Assigned task>
All of the data needs to be printed again, exactly as written.

BEGIN Extracted material

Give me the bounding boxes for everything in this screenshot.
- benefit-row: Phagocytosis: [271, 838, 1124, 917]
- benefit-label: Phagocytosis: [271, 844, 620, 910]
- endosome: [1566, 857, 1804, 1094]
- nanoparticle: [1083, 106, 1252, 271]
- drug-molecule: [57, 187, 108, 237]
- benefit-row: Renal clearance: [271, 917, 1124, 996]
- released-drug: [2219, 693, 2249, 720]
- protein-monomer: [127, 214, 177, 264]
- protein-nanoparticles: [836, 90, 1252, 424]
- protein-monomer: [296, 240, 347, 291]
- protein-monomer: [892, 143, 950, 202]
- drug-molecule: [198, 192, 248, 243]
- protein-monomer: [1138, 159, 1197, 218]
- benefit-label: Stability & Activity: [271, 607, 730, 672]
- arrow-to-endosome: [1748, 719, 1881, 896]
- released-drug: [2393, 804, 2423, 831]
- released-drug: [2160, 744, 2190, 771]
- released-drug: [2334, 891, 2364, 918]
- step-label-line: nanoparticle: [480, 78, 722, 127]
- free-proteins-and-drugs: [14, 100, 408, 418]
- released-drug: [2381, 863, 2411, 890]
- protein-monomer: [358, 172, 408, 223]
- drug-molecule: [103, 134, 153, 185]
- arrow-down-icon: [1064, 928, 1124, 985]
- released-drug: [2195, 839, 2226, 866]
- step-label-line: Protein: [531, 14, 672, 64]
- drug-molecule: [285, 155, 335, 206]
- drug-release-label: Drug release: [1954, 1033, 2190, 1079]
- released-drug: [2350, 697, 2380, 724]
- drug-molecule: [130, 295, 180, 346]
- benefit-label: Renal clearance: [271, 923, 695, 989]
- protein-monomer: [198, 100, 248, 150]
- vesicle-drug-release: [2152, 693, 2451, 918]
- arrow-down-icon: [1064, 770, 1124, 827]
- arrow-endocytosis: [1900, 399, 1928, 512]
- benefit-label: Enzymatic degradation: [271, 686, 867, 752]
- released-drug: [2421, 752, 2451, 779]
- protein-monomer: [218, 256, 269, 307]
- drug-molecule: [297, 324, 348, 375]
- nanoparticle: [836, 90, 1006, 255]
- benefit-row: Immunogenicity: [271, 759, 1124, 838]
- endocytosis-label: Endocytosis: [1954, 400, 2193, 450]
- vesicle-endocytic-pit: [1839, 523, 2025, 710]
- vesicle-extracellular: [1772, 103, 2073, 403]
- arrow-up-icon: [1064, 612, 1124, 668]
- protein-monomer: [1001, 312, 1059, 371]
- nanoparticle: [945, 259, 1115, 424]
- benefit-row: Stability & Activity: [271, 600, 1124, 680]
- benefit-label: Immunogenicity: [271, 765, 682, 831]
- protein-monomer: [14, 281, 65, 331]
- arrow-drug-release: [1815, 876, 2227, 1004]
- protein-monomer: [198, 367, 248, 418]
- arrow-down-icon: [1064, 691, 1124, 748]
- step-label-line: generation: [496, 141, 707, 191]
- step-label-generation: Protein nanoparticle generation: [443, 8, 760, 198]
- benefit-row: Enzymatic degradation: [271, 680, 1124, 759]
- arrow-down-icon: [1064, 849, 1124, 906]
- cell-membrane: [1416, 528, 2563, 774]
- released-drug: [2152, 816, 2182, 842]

END Extracted material

Output for this task>
Give me the bounding boxes for everything in this screenshot.
- benefit-row: Phagocytosis: [271, 838, 1124, 917]
- benefit-label: Phagocytosis: [271, 844, 620, 910]
- endosome: [1566, 857, 1804, 1094]
- nanoparticle: [1083, 106, 1252, 271]
- drug-molecule: [57, 187, 108, 237]
- benefit-row: Renal clearance: [271, 917, 1124, 996]
- released-drug: [2219, 693, 2249, 720]
- protein-monomer: [127, 214, 177, 264]
- protein-nanoparticles: [836, 90, 1252, 424]
- protein-monomer: [296, 240, 347, 291]
- protein-monomer: [892, 143, 950, 202]
- drug-molecule: [198, 192, 248, 243]
- protein-monomer: [1138, 159, 1197, 218]
- benefit-label: Stability & Activity: [271, 607, 730, 672]
- arrow-to-endosome: [1748, 719, 1881, 896]
- released-drug: [2393, 804, 2423, 831]
- released-drug: [2160, 744, 2190, 771]
- released-drug: [2334, 891, 2364, 918]
- step-label-line: nanoparticle: [480, 78, 722, 127]
- free-proteins-and-drugs: [14, 100, 408, 418]
- released-drug: [2381, 863, 2411, 890]
- protein-monomer: [358, 172, 408, 223]
- drug-molecule: [103, 134, 153, 185]
- arrow-down-icon: [1064, 928, 1124, 985]
- released-drug: [2195, 839, 2226, 866]
- step-label-line: Protein: [531, 14, 672, 64]
- drug-molecule: [285, 155, 335, 206]
- drug-release-label: Drug release: [1954, 1033, 2190, 1079]
- released-drug: [2350, 697, 2380, 724]
- drug-molecule: [130, 295, 180, 346]
- benefit-label: Renal clearance: [271, 923, 695, 989]
- protein-monomer: [198, 100, 248, 150]
- vesicle-drug-release: [2152, 693, 2451, 918]
- arrow-down-icon: [1064, 770, 1124, 827]
- arrow-endocytosis: [1900, 399, 1928, 512]
- benefit-label: Enzymatic degradation: [271, 686, 867, 752]
- released-drug: [2421, 752, 2451, 779]
- protein-monomer: [218, 256, 269, 307]
- drug-molecule: [297, 324, 348, 375]
- nanoparticle: [836, 90, 1006, 255]
- benefit-row: Immunogenicity: [271, 759, 1124, 838]
- endocytosis-label: Endocytosis: [1954, 400, 2193, 450]
- vesicle-endocytic-pit: [1839, 523, 2025, 710]
- vesicle-extracellular: [1772, 103, 2073, 403]
- arrow-up-icon: [1064, 612, 1124, 668]
- protein-monomer: [1001, 312, 1059, 371]
- nanoparticle: [945, 259, 1115, 424]
- benefit-row: Stability & Activity: [271, 600, 1124, 680]
- benefit-label: Immunogenicity: [271, 765, 682, 831]
- protein-monomer: [14, 281, 65, 331]
- arrow-drug-release: [1815, 876, 2227, 1004]
- protein-monomer: [198, 367, 248, 418]
- arrow-down-icon: [1064, 691, 1124, 748]
- step-label-line: generation: [496, 141, 707, 191]
- step-label-generation: Protein nanoparticle generation: [443, 8, 760, 198]
- benefit-row: Enzymatic degradation: [271, 680, 1124, 759]
- arrow-down-icon: [1064, 849, 1124, 906]
- cell-membrane: [1416, 528, 2563, 774]
- released-drug: [2152, 816, 2182, 842]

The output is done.